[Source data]
· · · ·
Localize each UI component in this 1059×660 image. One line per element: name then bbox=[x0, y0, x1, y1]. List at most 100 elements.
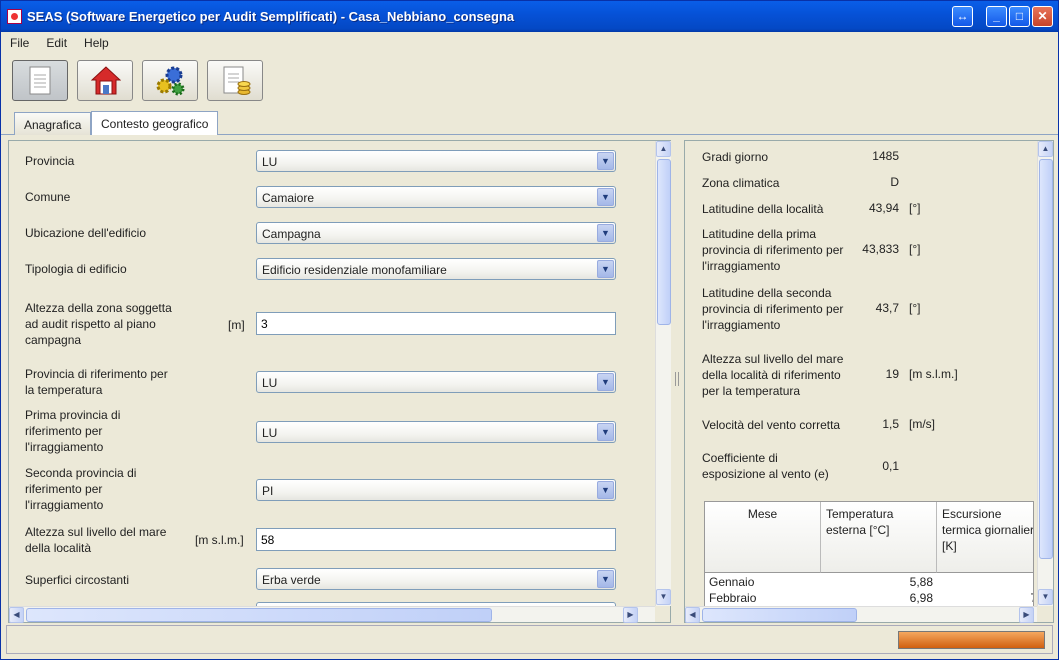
prima-prov-select[interactable]: LU ▼ bbox=[256, 421, 616, 443]
altezza-rif-unit: [m s.l.m.] bbox=[909, 367, 958, 381]
lat-seconda-value: 43,7 bbox=[875, 301, 899, 315]
scroll-right-icon[interactable]: ▶ bbox=[1019, 607, 1034, 623]
col-header-escursione[interactable]: Escursione termica giornaliera [K] bbox=[937, 502, 1033, 573]
prov-temp-value: LU bbox=[262, 376, 278, 390]
status-bar bbox=[6, 625, 1053, 654]
prov-temp-label: Provincia di riferimento per la temperatu… bbox=[25, 367, 168, 397]
latitudine-unit: [°] bbox=[909, 201, 921, 215]
lat-prima-label: Latitudine della prima provincia di rifer… bbox=[702, 227, 844, 273]
chevron-down-icon: ▼ bbox=[597, 188, 614, 206]
info-horizontal-scrollbar[interactable]: ◀ ▶ bbox=[685, 606, 1037, 623]
form-content: Provincia LU ▼ Comune Camaiore ▼ Ubicazion… bbox=[9, 141, 655, 606]
altezza-rif-label: Altezza sul livello del mare della locali… bbox=[702, 352, 844, 398]
tipologia-select[interactable]: Edificio residenziale monofamiliare ▼ bbox=[256, 258, 616, 280]
altezza-zona-input[interactable] bbox=[257, 313, 615, 334]
report-coins-icon bbox=[223, 66, 251, 95]
scroll-down-icon[interactable]: ▼ bbox=[656, 589, 671, 605]
prima-prov-value: LU bbox=[262, 426, 278, 440]
gradi-giorno-label: Gradi giorno bbox=[702, 150, 769, 164]
vento-unit: [m/s] bbox=[909, 417, 935, 431]
lat-prima-value: 43,833 bbox=[862, 242, 899, 256]
menu-bar: File Edit Help bbox=[1, 32, 1058, 54]
scroll-right-icon[interactable]: ▶ bbox=[623, 607, 638, 623]
form-horizontal-scrollbar[interactable]: ◀ ▶ bbox=[9, 606, 655, 623]
provincia-select[interactable]: LU ▼ bbox=[256, 150, 616, 172]
chevron-down-icon: ▼ bbox=[597, 224, 614, 242]
ubicazione-label: Ubicazione dell'edificio bbox=[25, 226, 147, 240]
tab-anagrafica[interactable]: Anagrafica bbox=[14, 112, 92, 135]
scroll-down-icon[interactable]: ▼ bbox=[1038, 589, 1053, 605]
esposizione-label: Coefficiente di esposizione al vento (e) bbox=[702, 451, 829, 481]
edificio-tool-button[interactable] bbox=[77, 60, 133, 101]
menu-help[interactable]: Help bbox=[75, 32, 117, 50]
geographic-form-panel: Provincia LU ▼ Comune Camaiore ▼ Ubicazion… bbox=[8, 140, 671, 623]
prov-temp-select[interactable]: LU ▼ bbox=[256, 371, 616, 393]
superfici-value: Erba verde bbox=[262, 573, 321, 587]
tipologia-label: Tipologia di edificio bbox=[25, 262, 127, 276]
altezza-slm-label: Altezza sul livello del mare della locali… bbox=[25, 525, 167, 555]
menu-edit[interactable]: Edit bbox=[37, 32, 75, 50]
house-icon bbox=[91, 66, 121, 95]
table-cell-temp[interactable]: 6,98 bbox=[821, 590, 933, 606]
minimize-button[interactable]: _ bbox=[986, 6, 1007, 27]
app-icon bbox=[7, 9, 22, 24]
latitudine-label: Latitudine della località bbox=[702, 202, 824, 216]
altezza-slm-input[interactable] bbox=[257, 529, 615, 550]
esposizione-value: 0,1 bbox=[882, 459, 899, 473]
info-hscroll-thumb[interactable] bbox=[702, 608, 857, 622]
swap-icon[interactable]: ↔ bbox=[952, 6, 973, 27]
scroll-up-icon[interactable]: ▲ bbox=[656, 141, 671, 157]
maximize-button[interactable]: □ bbox=[1009, 6, 1030, 27]
provincia-label: Provincia bbox=[25, 154, 75, 168]
table-cell-esc[interactable]: 7 bbox=[937, 590, 1033, 606]
col-header-temperatura[interactable]: Temperatura esterna [°C] bbox=[821, 502, 937, 573]
latitudine-value: 43,94 bbox=[868, 201, 899, 215]
lat-seconda-unit: [°] bbox=[909, 301, 921, 315]
seconda-prov-select[interactable]: PI ▼ bbox=[256, 479, 616, 501]
gradi-giorno-value: 1485 bbox=[872, 149, 899, 163]
grip-icon bbox=[675, 372, 679, 386]
tipologia-value: Edificio residenziale monofamiliare bbox=[262, 263, 447, 277]
col-header-mese[interactable]: Mese bbox=[705, 502, 821, 573]
zona-value: D bbox=[890, 175, 899, 189]
seconda-prov-label: Seconda provincia di riferimento per l'irr… bbox=[25, 466, 137, 512]
altezza-slm-unit: [m s.l.m.] bbox=[195, 533, 244, 547]
scroll-left-icon[interactable]: ◀ bbox=[685, 607, 700, 623]
chevron-down-icon: ▼ bbox=[597, 152, 614, 170]
ubicazione-select[interactable]: Campagna ▼ bbox=[256, 222, 616, 244]
info-content: Gradi giorno 1485 Zona climatica D Latit… bbox=[685, 141, 1037, 606]
table-cell-temp[interactable]: 5,88 bbox=[821, 574, 933, 590]
climate-info-panel: Gradi giorno 1485 Zona climatica D Latit… bbox=[684, 140, 1054, 623]
menu-file[interactable]: File bbox=[1, 32, 37, 50]
table-cell-esc[interactable] bbox=[937, 574, 1033, 590]
app-window: SEAS (Software Energetico per Audit Semp… bbox=[0, 0, 1059, 660]
anagrafica-tool-button[interactable] bbox=[12, 60, 68, 101]
chevron-down-icon: ▼ bbox=[597, 373, 614, 391]
altezza-zona-unit: [m] bbox=[228, 318, 245, 332]
form-hscroll-thumb[interactable] bbox=[26, 608, 492, 622]
split-pane-divider[interactable] bbox=[671, 140, 684, 623]
report-tool-button[interactable] bbox=[207, 60, 263, 101]
lat-seconda-label: Latitudine della seconda provincia di rif… bbox=[702, 286, 844, 332]
altezza-zona-field[interactable] bbox=[256, 312, 616, 335]
prima-prov-label: Prima provincia di riferimento per l'irrag… bbox=[25, 408, 121, 454]
form-vertical-scrollbar[interactable]: ▲ ▼ bbox=[655, 141, 671, 606]
title-bar: SEAS (Software Energetico per Audit Semp… bbox=[1, 1, 1058, 32]
tab-contesto-geografico[interactable]: Contesto geografico bbox=[91, 111, 219, 135]
vento-label: Velocità del vento corretta bbox=[702, 418, 841, 432]
comune-select[interactable]: Camaiore ▼ bbox=[256, 186, 616, 208]
table-cell-mese[interactable]: Gennaio bbox=[709, 574, 754, 590]
chevron-down-icon: ▼ bbox=[597, 481, 614, 499]
scroll-up-icon[interactable]: ▲ bbox=[1038, 141, 1053, 157]
altezza-slm-field[interactable] bbox=[256, 528, 616, 551]
info-vertical-scrollbar[interactable]: ▲ ▼ bbox=[1037, 141, 1053, 606]
info-vscroll-thumb[interactable] bbox=[1039, 159, 1053, 559]
impianti-tool-button[interactable] bbox=[142, 60, 198, 101]
scroll-left-icon[interactable]: ◀ bbox=[9, 607, 24, 623]
table-cell-mese[interactable]: Febbraio bbox=[709, 590, 756, 606]
form-vscroll-thumb[interactable] bbox=[657, 159, 671, 325]
zona-label: Zona climatica bbox=[702, 176, 780, 190]
superfici-select[interactable]: Erba verde ▼ bbox=[256, 568, 616, 590]
altezza-rif-value: 19 bbox=[885, 367, 899, 381]
close-button[interactable]: ✕ bbox=[1032, 6, 1053, 27]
· · · ·
_Set problem_
Copy out every line of the data from the one containing "prima-prov-select[interactable]: LU ▼" through the one containing "col-header-escursione[interactable]: Escursione termica", both included, with no changes.

_Reply_
prima-prov-select[interactable]: LU ▼ bbox=[256, 421, 616, 443]
altezza-rif-unit: [m s.l.m.] bbox=[909, 367, 958, 381]
lat-seconda-value: 43,7 bbox=[875, 301, 899, 315]
scroll-right-icon[interactable]: ▶ bbox=[1019, 607, 1034, 623]
col-header-escursione[interactable]: Escursione termica giornaliera [K] bbox=[937, 502, 1033, 573]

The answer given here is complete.